_Data shown_
++++++++++++++++++++
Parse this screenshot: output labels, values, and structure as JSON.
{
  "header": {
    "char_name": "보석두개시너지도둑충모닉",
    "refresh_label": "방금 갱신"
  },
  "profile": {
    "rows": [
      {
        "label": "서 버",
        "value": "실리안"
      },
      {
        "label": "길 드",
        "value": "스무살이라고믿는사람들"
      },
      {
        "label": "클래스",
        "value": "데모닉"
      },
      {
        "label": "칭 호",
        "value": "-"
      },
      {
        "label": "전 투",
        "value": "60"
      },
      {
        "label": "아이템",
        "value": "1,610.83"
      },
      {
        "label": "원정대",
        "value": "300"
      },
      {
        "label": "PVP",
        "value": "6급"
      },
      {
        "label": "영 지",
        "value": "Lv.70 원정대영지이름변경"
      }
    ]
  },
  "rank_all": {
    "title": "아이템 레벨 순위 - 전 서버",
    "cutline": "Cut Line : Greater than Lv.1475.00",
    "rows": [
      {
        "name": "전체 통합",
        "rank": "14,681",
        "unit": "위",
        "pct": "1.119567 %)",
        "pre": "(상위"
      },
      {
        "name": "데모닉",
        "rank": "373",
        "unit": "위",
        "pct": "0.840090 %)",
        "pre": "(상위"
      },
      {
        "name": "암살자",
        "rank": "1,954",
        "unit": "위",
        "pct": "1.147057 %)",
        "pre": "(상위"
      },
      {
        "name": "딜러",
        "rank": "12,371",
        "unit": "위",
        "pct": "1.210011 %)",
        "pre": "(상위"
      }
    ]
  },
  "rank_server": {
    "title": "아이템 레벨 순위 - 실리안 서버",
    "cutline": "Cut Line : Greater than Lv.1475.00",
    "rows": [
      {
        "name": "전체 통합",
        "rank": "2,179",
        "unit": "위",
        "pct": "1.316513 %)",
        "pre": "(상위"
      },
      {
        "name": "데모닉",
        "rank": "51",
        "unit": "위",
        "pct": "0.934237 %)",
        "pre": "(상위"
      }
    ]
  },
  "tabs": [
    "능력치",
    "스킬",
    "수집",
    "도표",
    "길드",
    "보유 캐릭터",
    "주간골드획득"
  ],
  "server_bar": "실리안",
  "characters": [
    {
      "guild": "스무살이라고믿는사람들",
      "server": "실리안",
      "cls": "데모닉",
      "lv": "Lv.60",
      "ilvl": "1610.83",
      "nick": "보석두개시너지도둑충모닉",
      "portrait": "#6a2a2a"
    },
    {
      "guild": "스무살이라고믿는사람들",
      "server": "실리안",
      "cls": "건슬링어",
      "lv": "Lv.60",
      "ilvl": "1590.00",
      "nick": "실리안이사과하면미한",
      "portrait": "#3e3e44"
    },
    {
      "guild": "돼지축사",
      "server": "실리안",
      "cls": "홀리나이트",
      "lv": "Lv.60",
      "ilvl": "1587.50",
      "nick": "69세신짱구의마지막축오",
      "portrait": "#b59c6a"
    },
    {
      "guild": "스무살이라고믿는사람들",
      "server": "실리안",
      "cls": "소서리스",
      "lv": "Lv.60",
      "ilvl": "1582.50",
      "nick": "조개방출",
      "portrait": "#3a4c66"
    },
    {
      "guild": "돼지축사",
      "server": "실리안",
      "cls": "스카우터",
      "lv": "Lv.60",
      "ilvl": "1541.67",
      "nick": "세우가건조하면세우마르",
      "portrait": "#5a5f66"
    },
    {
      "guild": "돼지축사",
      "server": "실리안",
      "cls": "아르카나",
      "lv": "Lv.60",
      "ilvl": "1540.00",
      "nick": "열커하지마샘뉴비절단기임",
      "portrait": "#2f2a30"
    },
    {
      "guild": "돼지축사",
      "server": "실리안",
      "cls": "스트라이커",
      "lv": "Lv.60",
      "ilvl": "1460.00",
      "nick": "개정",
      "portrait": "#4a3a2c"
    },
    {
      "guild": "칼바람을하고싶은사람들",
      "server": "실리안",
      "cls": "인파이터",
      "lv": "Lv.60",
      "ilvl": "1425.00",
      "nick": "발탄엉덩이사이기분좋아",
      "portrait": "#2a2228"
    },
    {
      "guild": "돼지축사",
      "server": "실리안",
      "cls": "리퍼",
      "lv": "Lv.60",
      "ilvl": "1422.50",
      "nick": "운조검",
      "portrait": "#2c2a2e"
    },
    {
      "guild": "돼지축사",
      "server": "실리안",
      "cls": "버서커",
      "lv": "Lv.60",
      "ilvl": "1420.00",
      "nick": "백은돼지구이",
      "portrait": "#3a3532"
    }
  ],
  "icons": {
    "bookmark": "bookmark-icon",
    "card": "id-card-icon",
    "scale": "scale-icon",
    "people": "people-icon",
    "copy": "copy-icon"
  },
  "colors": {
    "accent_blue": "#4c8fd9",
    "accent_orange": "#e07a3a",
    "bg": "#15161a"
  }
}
++++++++++++++++++++
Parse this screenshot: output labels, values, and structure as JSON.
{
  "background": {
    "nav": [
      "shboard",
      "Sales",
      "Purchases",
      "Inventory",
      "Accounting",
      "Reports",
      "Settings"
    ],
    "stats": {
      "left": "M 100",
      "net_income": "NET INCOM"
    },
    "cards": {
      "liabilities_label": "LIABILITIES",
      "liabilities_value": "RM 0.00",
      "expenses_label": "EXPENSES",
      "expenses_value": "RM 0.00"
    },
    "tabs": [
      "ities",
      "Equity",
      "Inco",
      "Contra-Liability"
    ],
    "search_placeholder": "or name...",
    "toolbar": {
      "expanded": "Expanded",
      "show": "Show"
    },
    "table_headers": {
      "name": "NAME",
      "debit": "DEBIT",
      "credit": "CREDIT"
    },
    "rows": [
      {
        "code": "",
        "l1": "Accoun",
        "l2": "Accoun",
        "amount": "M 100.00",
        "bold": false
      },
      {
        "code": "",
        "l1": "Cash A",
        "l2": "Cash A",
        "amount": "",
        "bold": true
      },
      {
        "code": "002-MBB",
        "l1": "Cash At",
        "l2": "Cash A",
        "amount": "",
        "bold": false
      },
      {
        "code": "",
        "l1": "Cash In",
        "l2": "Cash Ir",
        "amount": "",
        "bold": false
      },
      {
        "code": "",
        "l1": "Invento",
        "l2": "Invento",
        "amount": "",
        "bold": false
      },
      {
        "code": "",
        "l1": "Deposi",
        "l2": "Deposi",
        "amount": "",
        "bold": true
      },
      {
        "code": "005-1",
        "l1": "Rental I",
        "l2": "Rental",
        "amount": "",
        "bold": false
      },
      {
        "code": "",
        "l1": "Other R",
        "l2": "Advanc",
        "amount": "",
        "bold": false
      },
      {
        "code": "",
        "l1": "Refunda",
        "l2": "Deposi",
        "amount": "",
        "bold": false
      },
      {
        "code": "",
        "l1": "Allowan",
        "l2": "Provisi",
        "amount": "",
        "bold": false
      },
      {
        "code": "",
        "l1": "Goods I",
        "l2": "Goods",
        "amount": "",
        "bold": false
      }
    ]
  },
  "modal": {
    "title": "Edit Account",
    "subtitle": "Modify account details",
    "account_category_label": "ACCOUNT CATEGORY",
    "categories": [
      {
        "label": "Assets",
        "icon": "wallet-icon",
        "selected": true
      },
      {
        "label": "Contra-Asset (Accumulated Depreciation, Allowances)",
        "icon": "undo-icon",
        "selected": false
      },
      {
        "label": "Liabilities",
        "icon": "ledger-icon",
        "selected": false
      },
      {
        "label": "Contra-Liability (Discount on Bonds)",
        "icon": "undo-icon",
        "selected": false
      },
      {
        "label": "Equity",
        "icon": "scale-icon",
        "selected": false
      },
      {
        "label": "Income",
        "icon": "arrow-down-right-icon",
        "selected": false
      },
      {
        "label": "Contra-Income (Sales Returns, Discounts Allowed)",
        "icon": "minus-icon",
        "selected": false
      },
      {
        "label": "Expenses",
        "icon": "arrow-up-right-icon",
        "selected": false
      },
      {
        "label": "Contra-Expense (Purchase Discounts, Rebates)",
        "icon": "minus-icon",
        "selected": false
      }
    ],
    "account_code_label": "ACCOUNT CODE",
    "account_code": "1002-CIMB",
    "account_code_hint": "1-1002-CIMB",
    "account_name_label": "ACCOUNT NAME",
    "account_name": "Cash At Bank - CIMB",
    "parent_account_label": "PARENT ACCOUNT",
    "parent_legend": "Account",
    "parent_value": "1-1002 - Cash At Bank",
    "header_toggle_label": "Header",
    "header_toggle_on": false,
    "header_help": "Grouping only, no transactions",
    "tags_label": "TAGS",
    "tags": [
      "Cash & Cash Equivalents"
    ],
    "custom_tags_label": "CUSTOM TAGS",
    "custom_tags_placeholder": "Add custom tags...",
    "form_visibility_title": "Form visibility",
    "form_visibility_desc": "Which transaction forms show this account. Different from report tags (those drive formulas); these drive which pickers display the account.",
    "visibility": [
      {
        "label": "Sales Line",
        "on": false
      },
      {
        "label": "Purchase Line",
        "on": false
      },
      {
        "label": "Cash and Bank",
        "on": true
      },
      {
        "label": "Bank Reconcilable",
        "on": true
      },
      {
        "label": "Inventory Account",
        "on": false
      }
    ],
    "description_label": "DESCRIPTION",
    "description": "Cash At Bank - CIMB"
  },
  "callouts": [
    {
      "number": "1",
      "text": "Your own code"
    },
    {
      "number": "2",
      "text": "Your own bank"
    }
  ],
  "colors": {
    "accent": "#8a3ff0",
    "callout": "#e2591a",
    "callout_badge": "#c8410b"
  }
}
++++++++++++++++++++
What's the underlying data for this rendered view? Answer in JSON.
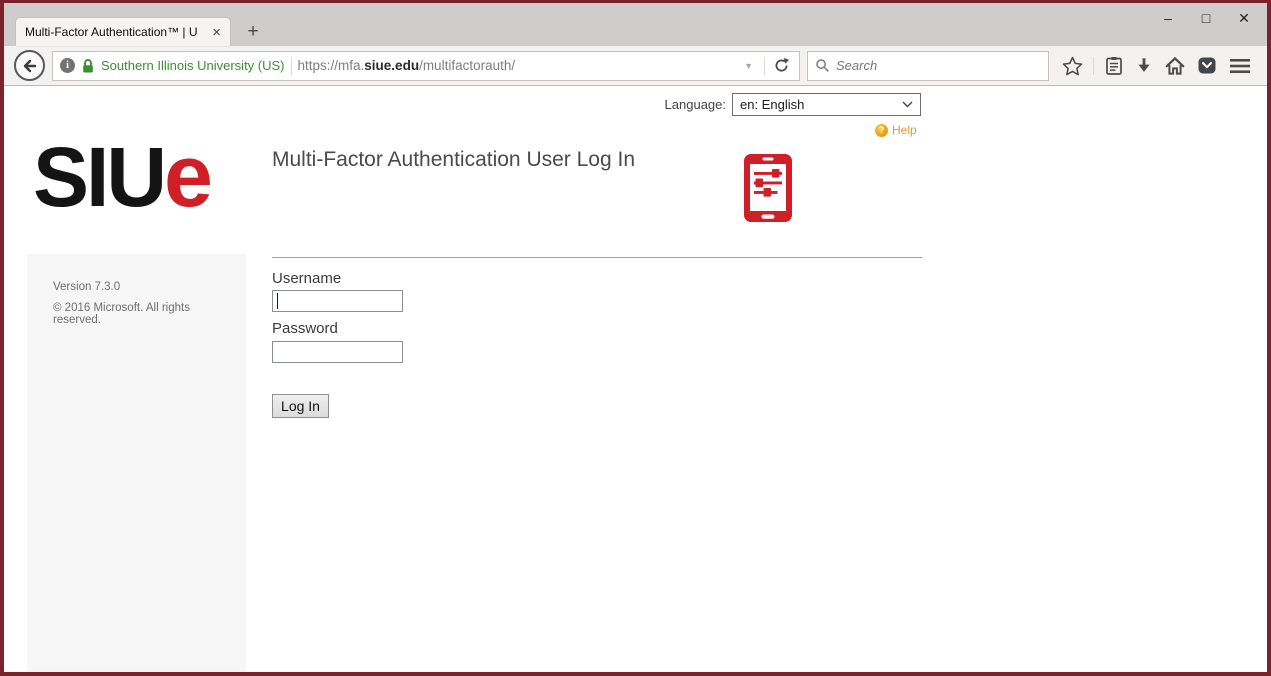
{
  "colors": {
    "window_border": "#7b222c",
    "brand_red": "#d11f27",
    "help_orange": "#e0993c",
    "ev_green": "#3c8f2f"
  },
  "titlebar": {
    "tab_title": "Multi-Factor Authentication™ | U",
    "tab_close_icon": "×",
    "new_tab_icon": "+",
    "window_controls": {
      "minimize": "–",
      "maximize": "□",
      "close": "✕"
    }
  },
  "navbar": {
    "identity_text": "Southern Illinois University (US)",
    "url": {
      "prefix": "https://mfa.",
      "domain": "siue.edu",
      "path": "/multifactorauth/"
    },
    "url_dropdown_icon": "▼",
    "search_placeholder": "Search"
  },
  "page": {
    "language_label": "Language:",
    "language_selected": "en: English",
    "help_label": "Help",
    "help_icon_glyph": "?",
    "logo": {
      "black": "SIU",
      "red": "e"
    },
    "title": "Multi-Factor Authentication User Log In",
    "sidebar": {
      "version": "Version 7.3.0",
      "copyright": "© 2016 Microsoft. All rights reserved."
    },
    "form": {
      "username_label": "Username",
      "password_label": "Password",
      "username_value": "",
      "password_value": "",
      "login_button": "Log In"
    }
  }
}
++++++++++++++++++++
_Problem description_
From the data above, count the lines where "portrait" occurs and give that figure and nothing else.

_Response below_
10